**CHALLENGE:** Examine the material below. Gather every line in which the string "index" appears.
###
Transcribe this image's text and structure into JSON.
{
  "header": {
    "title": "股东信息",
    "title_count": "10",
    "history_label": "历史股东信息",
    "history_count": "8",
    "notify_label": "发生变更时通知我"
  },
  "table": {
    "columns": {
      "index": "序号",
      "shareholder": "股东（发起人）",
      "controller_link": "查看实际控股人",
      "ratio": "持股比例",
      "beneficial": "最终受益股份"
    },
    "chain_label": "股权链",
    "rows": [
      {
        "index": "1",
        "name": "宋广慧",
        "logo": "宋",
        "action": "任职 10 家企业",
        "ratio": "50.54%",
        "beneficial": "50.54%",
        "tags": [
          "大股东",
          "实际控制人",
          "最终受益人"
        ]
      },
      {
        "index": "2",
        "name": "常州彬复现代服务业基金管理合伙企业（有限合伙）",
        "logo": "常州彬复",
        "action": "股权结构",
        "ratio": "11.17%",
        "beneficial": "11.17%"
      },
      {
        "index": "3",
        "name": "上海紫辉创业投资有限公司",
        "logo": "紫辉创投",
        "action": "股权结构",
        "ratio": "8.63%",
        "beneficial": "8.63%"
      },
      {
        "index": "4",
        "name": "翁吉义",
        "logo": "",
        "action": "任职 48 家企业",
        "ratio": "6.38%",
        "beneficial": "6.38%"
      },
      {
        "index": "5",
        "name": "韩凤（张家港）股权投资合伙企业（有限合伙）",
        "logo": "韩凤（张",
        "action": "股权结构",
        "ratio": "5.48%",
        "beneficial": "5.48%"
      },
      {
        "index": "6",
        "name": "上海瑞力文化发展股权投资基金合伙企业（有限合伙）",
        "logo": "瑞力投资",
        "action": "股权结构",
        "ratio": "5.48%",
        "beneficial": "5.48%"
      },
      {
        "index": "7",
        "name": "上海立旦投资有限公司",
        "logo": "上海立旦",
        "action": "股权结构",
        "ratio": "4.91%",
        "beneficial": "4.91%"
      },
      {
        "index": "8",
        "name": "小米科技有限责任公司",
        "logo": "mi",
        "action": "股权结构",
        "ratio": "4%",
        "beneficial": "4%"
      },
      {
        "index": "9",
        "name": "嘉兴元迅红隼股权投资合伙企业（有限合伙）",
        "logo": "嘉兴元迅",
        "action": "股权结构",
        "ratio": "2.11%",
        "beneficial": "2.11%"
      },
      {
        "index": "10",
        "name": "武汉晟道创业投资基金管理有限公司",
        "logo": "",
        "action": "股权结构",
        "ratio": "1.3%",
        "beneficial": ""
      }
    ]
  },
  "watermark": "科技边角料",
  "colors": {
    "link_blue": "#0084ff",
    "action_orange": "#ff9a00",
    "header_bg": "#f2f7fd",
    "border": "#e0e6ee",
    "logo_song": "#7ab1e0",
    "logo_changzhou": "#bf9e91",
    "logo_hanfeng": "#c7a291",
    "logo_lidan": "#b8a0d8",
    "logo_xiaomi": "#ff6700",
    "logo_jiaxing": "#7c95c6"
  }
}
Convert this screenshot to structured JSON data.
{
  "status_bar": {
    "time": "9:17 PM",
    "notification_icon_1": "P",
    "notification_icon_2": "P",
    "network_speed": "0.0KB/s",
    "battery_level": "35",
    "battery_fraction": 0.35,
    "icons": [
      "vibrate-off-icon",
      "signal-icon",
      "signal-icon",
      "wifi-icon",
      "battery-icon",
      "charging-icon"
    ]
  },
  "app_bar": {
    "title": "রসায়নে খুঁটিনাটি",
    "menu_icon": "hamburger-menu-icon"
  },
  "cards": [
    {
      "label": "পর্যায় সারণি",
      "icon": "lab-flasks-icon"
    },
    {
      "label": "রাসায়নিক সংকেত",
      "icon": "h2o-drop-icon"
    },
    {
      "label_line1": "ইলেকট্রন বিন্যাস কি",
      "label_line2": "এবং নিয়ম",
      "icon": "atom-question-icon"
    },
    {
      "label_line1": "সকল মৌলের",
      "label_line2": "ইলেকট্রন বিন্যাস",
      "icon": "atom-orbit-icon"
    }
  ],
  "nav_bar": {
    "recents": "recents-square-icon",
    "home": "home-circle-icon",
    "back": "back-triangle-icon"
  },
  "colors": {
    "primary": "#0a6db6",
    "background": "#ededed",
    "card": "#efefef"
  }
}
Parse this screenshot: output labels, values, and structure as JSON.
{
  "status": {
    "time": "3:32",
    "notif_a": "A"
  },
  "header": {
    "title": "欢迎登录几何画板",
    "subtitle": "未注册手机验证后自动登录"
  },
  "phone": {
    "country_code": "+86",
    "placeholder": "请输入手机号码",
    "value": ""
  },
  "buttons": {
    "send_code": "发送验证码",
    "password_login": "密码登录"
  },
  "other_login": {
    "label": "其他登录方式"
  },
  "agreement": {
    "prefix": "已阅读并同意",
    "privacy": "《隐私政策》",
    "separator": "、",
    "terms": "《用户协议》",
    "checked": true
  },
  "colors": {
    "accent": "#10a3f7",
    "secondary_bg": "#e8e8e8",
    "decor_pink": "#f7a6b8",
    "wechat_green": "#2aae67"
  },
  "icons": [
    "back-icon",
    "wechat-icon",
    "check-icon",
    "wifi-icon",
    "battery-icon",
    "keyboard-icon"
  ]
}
###
**OUTPUT BELOW:**
      "index": "序号",
        "index": "1",
        "index": "2",
        "index": "3",
        "index": "4",
        "index": "5",
        "index": "6",
        "index": "7",
        "index": "8",
        "index": "9",
        "index": "10",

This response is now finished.